Problem to work on:
Print each of the rows below verbatim, keeping every character and bracketed number unchanged.

## start Data extract

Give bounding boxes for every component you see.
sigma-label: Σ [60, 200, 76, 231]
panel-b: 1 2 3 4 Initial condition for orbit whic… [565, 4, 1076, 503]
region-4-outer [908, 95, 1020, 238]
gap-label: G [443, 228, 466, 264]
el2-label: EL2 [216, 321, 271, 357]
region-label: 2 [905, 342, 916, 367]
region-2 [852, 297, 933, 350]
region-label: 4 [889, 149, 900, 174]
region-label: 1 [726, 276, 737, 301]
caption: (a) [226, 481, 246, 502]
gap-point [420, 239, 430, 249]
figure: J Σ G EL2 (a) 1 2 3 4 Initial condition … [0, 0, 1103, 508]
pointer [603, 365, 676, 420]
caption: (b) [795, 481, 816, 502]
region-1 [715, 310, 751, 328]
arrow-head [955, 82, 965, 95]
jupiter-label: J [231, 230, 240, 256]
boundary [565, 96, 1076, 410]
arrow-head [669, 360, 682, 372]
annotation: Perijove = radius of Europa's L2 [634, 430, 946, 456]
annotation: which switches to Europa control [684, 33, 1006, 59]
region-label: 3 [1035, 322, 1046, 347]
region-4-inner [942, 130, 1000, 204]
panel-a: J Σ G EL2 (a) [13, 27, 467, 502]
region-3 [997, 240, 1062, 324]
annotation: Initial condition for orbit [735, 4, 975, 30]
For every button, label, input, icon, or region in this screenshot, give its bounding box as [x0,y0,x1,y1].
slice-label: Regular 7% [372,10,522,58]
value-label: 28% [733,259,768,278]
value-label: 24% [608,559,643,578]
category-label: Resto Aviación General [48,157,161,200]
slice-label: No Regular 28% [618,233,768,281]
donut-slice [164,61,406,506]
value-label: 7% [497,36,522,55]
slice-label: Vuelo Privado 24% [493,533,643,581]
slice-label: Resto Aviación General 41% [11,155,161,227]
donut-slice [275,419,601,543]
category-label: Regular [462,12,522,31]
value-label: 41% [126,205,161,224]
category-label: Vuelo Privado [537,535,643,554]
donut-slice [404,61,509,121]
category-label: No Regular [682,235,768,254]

## end Data extract

Task answer:
Give bounding boxes for every component you see.
sigma-label: Σ [60, 200, 76, 231]
panel-b: 1 2 3 4 Initial condition for orbit whic… [565, 4, 1076, 503]
region-4-outer [908, 95, 1020, 238]
gap-label: G [443, 228, 466, 264]
el2-label: EL2 [216, 321, 271, 357]
region-label: 2 [905, 342, 916, 367]
region-2 [852, 297, 933, 350]
region-label: 4 [889, 149, 900, 174]
region-label: 1 [726, 276, 737, 301]
caption: (a) [226, 481, 246, 502]
gap-point [420, 239, 430, 249]
figure: J Σ G EL2 (a) 1 2 3 4 Initial condition … [0, 0, 1103, 508]
pointer [603, 365, 676, 420]
caption: (b) [795, 481, 816, 502]
region-1 [715, 310, 751, 328]
arrow-head [955, 82, 965, 95]
jupiter-label: J [231, 230, 240, 256]
boundary [565, 96, 1076, 410]
arrow-head [669, 360, 682, 372]
annotation: Perijove = radius of Europa's L2 [634, 430, 946, 456]
annotation: which switches to Europa control [684, 33, 1006, 59]
region-label: 3 [1035, 322, 1046, 347]
region-4-inner [942, 130, 1000, 204]
panel-a: J Σ G EL2 (a) [13, 27, 467, 502]
region-3 [997, 240, 1062, 324]
annotation: Initial condition for orbit [735, 4, 975, 30]
For every button, label, input, icon, or region in this screenshot, give its bounding box as [x0,y0,x1,y1].
slice-label: Regular 7% [372,10,522,58]
value-label: 28% [733,259,768,278]
value-label: 24% [608,559,643,578]
category-label: Resto Aviación General [48,157,161,200]
slice-label: No Regular 28% [618,233,768,281]
donut-slice [164,61,406,506]
value-label: 7% [497,36,522,55]
slice-label: Vuelo Privado 24% [493,533,643,581]
slice-label: Resto Aviación General 41% [11,155,161,227]
donut-slice [275,419,601,543]
category-label: Regular [462,12,522,31]
value-label: 41% [126,205,161,224]
category-label: Vuelo Privado [537,535,643,554]
donut-slice [404,61,509,121]
category-label: No Regular [682,235,768,254]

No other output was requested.